[Stored data]
*-*-*

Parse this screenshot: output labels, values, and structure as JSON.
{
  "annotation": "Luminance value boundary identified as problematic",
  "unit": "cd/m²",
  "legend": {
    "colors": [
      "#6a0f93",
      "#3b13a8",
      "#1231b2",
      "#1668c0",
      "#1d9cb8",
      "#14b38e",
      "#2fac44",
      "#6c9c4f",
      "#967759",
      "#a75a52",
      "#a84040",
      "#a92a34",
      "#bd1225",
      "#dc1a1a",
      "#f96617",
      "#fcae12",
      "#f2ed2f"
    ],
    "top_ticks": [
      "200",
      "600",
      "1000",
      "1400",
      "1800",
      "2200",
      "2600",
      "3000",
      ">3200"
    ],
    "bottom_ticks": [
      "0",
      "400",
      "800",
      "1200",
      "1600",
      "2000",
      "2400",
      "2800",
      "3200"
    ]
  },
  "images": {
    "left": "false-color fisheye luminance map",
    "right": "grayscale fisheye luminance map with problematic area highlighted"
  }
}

*-*-*

Gather each line of the listing containing the word "problematic" and show it.

  "annotation": "Luminance value boundary identified as problematic",
    "right": "grayscale fisheye luminance map with problematic area highlighted"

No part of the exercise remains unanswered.